### Stated goal
Transcribe all of the material exactly, except for its pictures.

(Data entries)
□ □ □ □
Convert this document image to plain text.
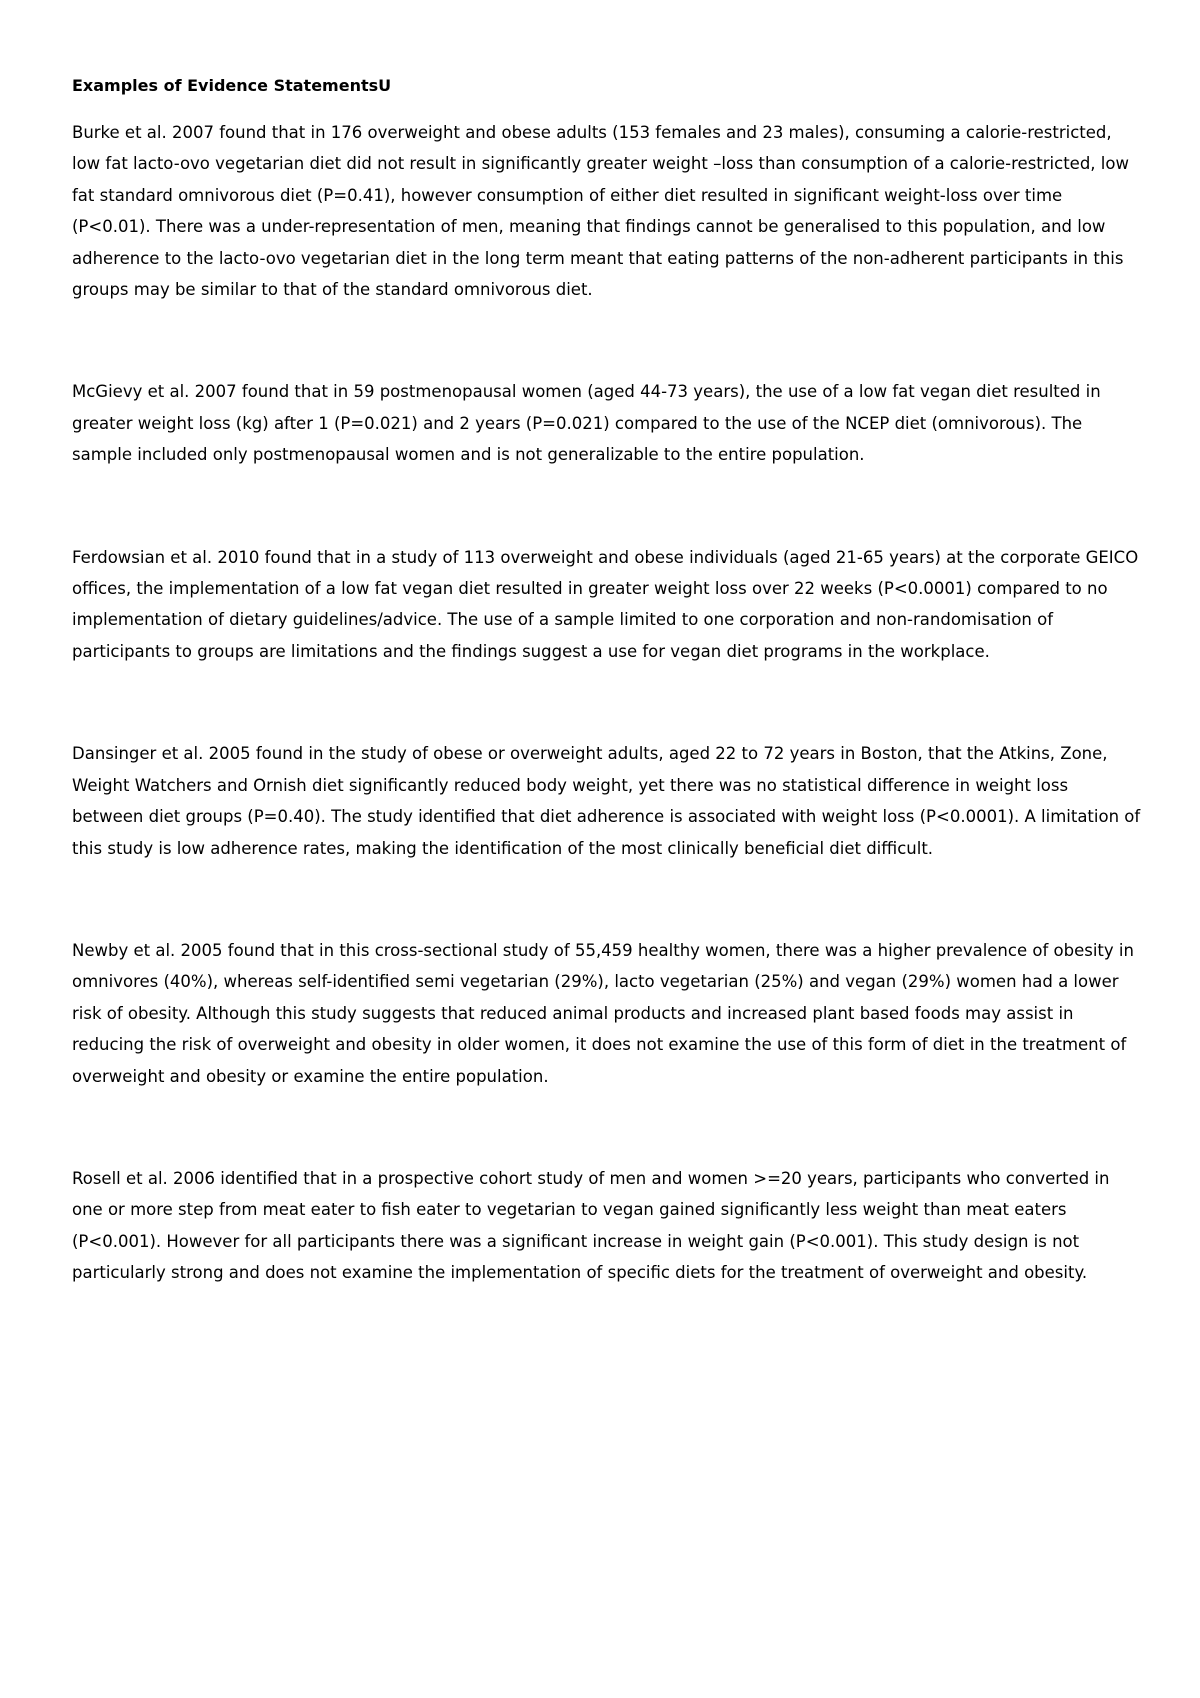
Examples of Evidence StatementsU

Burke et al. 2007 found that in 176 overweight and obese adults (153 females and 23 males), consuming a calorie-restricted, low fat lacto-ovo vegetarian diet did not result in significantly greater weight –loss than consumption of a calorie-restricted, low fat standard omnivorous diet (P=0.41), however consumption of either diet resulted in significant weight-loss over time (P<0.01). There was a under-representation of men, meaning that findings cannot be generalised to this population, and low adherence to the lacto-ovo vegetarian diet in the long term meant that eating patterns of the non-adherent participants in this groups may be similar to that of the standard omnivorous diet.

McGievy et al. 2007 found that in 59 postmenopausal women (aged 44-73 years), the use of a low fat vegan diet resulted in greater weight loss (kg) after 1 (P=0.021) and 2 years (P=0.021) compared to the use of the NCEP diet (omnivorous). The sample included only postmenopausal women and is not generalizable to the entire population.

Ferdowsian et al. 2010 found that in a study of 113 overweight and obese individuals (aged 21-65 years) at the corporate GEICO offices, the implementation of a low fat vegan diet resulted in greater weight loss over 22 weeks (P<0.0001) compared to no implementation of dietary guidelines/advice. The use of a sample limited to one corporation and non-randomisation of participants to groups are limitations and the findings suggest a use for vegan diet programs in the workplace.

Dansinger et al. 2005 found in the study of obese or overweight adults, aged 22 to 72 years in Boston, that the Atkins, Zone, Weight Watchers and Ornish diet significantly reduced body weight, yet there was no statistical difference in weight loss between diet groups (P=0.40). The study identified that diet adherence is associated with weight loss (P<0.0001). A limitation of this study is low adherence rates, making the identification of the most clinically beneficial diet difficult.

Newby et al. 2005 found that in this cross-sectional study of 55,459 healthy women, there was a higher prevalence of obesity in omnivores (40%), whereas self-identified semi vegetarian (29%), lacto vegetarian (25%) and vegan (29%) women had a lower risk of obesity. Although this study suggests that reduced animal products and increased plant based foods may assist in reducing the risk of overweight and obesity in older women, it does not examine the use of this form of diet in the treatment of overweight and obesity or examine the entire population.

Rosell et al. 2006 identified that in a prospective cohort study of men and women >=20 years, participants who converted in one or more step from meat eater to fish eater to vegetarian to vegan gained significantly less weight than meat eaters (P<0.001). However for all participants there was a significant increase in weight gain (P<0.001). This study design is not particularly strong and does not examine the implementation of specific diets for the treatment of overweight and obesity.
□ □ □ □
### Answer for the task
Convert this document image to plain text.
Examples of Evidence StatementsU

Burke et al. 2007 found that in 176 overweight and obese adults (153 females and 23 males), consuming a calorie-restricted, low fat lacto-ovo vegetarian diet did not result in significantly greater weight –loss than consumption of a calorie-restricted, low fat standard omnivorous diet (P=0.41), however consumption of either diet resulted in significant weight-loss over time (P<0.01). There was a under-representation of men, meaning that findings cannot be generalised to this population, and low adherence to the lacto-ovo vegetarian diet in the long term meant that eating patterns of the non-adherent participants in this groups may be similar to that of the standard omnivorous diet.

McGievy et al. 2007 found that in 59 postmenopausal women (aged 44-73 years), the use of a low fat vegan diet resulted in greater weight loss (kg) after 1 (P=0.021) and 2 years (P=0.021) compared to the use of the NCEP diet (omnivorous). The sample included only postmenopausal women and is not generalizable to the entire population.

Ferdowsian et al. 2010 found that in a study of 113 overweight and obese individuals (aged 21-65 years) at the corporate GEICO offices, the implementation of a low fat vegan diet resulted in greater weight loss over 22 weeks (P<0.0001) compared to no implementation of dietary guidelines/advice. The use of a sample limited to one corporation and non-randomisation of participants to groups are limitations and the findings suggest a use for vegan diet programs in the workplace.

Dansinger et al. 2005 found in the study of obese or overweight adults, aged 22 to 72 years in Boston, that the Atkins, Zone, Weight Watchers and Ornish diet significantly reduced body weight, yet there was no statistical difference in weight loss between diet groups (P=0.40). The study identified that diet adherence is associated with weight loss (P<0.0001). A limitation of this study is low adherence rates, making the identification of the most clinically beneficial diet difficult.

Newby et al. 2005 found that in this cross-sectional study of 55,459 healthy women, there was a higher prevalence of obesity in omnivores (40%), whereas self-identified semi vegetarian (29%), lacto vegetarian (25%) and vegan (29%) women had a lower risk of obesity. Although this study suggests that reduced animal products and increased plant based foods may assist in reducing the risk of overweight and obesity in older women, it does not examine the use of this form of diet in the treatment of overweight and obesity or examine the entire population.

Rosell et al. 2006 identified that in a prospective cohort study of men and women >=20 years, participants who converted in one or more step from meat eater to fish eater to vegetarian to vegan gained significantly less weight than meat eaters (P<0.001). However for all participants there was a significant increase in weight gain (P<0.001). This study design is not particularly strong and does not examine the implementation of specific diets for the treatment of overweight and obesity.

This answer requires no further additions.